BRIEF –
Look through the records below and say how many lines include "nachmittags". Give only that number.

Dataset entries
· · · ·

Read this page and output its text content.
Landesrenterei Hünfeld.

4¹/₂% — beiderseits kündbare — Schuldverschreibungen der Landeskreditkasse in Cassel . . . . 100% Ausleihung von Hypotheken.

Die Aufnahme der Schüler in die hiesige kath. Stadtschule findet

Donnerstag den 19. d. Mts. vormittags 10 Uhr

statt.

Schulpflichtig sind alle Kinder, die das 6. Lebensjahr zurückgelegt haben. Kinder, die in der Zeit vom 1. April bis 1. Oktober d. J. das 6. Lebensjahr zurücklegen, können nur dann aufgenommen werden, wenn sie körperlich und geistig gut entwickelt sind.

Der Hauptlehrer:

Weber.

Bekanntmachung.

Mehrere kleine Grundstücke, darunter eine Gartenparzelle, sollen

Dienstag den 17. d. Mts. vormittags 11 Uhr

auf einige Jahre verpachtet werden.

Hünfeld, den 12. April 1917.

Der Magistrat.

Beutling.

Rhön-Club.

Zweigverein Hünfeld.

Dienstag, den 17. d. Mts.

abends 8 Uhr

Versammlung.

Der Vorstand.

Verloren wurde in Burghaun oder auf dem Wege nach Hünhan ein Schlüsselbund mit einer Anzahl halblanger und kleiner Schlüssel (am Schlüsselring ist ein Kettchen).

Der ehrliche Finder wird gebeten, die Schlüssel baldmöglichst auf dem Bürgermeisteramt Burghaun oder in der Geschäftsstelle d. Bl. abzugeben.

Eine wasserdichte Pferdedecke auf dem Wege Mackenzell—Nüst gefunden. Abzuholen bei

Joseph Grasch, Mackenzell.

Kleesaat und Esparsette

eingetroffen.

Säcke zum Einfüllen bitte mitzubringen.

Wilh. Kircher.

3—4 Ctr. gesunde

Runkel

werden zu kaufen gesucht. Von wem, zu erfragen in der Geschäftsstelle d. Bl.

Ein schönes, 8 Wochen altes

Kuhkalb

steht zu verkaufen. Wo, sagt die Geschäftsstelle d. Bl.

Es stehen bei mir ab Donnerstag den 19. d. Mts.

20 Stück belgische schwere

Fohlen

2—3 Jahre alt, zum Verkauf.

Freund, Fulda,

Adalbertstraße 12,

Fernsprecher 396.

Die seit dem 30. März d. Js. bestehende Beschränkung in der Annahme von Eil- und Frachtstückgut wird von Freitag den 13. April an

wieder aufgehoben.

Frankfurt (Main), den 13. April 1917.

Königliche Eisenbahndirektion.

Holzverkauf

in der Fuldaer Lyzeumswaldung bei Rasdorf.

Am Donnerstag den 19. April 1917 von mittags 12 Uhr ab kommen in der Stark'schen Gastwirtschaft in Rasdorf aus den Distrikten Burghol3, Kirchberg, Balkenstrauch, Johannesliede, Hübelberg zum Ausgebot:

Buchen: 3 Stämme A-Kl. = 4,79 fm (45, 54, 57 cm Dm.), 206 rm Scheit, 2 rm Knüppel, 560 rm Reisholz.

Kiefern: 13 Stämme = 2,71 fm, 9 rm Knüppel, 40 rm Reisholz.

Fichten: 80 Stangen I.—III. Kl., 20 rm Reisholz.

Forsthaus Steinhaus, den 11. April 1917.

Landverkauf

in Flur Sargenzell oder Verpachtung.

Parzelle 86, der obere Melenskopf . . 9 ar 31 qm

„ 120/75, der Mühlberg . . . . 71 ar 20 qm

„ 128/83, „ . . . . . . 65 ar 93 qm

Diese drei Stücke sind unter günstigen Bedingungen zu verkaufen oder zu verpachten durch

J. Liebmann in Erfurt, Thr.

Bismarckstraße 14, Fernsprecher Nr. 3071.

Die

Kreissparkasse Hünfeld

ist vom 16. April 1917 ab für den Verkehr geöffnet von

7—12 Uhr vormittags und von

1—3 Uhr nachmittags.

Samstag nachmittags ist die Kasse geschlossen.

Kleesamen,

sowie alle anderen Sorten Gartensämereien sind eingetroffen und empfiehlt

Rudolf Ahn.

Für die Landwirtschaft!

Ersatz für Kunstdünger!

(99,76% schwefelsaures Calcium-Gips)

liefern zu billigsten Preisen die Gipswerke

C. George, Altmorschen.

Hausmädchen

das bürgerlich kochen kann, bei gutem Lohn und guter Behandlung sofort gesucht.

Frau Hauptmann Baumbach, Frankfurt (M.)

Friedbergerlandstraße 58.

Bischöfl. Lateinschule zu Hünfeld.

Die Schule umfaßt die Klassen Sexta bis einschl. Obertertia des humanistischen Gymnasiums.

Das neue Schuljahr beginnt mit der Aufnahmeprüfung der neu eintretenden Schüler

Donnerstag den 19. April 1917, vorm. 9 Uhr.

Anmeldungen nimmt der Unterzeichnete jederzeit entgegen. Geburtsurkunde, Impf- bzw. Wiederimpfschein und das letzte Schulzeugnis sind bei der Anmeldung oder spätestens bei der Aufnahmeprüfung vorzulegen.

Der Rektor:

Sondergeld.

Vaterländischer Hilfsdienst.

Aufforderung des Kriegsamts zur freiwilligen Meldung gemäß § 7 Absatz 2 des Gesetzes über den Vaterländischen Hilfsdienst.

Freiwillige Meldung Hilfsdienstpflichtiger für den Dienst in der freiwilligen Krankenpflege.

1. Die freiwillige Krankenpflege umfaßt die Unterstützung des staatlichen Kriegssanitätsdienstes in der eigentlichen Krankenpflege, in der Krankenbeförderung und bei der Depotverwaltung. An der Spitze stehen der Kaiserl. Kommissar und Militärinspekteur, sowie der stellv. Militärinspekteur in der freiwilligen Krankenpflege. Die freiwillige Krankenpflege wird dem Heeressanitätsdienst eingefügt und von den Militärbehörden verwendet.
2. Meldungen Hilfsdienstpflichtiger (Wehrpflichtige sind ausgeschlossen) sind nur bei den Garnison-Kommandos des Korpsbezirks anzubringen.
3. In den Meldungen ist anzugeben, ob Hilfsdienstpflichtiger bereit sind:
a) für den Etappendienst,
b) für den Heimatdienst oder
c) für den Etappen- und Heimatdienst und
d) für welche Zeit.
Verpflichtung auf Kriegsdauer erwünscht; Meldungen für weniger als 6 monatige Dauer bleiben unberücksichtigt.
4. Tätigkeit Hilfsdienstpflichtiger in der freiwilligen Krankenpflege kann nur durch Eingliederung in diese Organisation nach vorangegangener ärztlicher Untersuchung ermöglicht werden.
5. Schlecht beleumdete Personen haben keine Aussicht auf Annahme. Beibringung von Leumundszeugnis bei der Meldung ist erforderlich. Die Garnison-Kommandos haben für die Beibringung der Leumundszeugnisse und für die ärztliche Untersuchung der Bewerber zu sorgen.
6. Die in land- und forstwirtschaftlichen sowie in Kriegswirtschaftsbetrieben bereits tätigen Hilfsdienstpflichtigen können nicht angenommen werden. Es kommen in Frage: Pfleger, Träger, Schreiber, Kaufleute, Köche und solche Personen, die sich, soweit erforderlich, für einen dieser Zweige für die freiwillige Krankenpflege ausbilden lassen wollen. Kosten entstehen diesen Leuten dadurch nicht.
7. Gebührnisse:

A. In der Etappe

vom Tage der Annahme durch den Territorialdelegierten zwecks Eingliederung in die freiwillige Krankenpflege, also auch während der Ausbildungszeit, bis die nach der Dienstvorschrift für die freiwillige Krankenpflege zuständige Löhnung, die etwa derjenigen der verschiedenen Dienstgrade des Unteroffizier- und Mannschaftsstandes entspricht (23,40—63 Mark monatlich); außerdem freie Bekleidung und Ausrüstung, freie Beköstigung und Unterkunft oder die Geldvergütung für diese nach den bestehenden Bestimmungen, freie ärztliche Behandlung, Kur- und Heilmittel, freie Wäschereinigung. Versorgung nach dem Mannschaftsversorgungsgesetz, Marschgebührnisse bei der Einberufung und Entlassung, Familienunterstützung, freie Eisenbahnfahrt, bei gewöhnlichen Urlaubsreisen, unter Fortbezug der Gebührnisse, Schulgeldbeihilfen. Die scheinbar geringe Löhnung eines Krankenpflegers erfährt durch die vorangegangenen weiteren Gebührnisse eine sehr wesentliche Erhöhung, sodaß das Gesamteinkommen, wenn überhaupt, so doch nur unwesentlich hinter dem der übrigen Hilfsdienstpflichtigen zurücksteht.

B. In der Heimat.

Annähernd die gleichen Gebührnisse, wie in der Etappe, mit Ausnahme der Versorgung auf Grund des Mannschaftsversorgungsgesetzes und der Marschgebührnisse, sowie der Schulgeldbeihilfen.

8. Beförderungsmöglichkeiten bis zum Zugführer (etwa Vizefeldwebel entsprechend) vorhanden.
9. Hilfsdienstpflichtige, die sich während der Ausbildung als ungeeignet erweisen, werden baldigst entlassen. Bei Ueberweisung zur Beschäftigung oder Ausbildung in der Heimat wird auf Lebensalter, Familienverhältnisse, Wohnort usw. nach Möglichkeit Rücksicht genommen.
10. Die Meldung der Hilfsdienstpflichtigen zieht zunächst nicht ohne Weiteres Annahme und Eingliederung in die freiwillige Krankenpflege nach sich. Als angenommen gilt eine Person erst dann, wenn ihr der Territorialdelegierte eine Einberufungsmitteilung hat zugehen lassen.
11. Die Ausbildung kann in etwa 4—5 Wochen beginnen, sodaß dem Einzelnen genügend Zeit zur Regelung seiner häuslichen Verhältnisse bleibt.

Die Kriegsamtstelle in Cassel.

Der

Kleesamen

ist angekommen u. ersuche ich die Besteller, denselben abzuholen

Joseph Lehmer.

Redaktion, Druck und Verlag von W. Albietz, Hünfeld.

· · · ·

EXERCISE OUTPUT –
2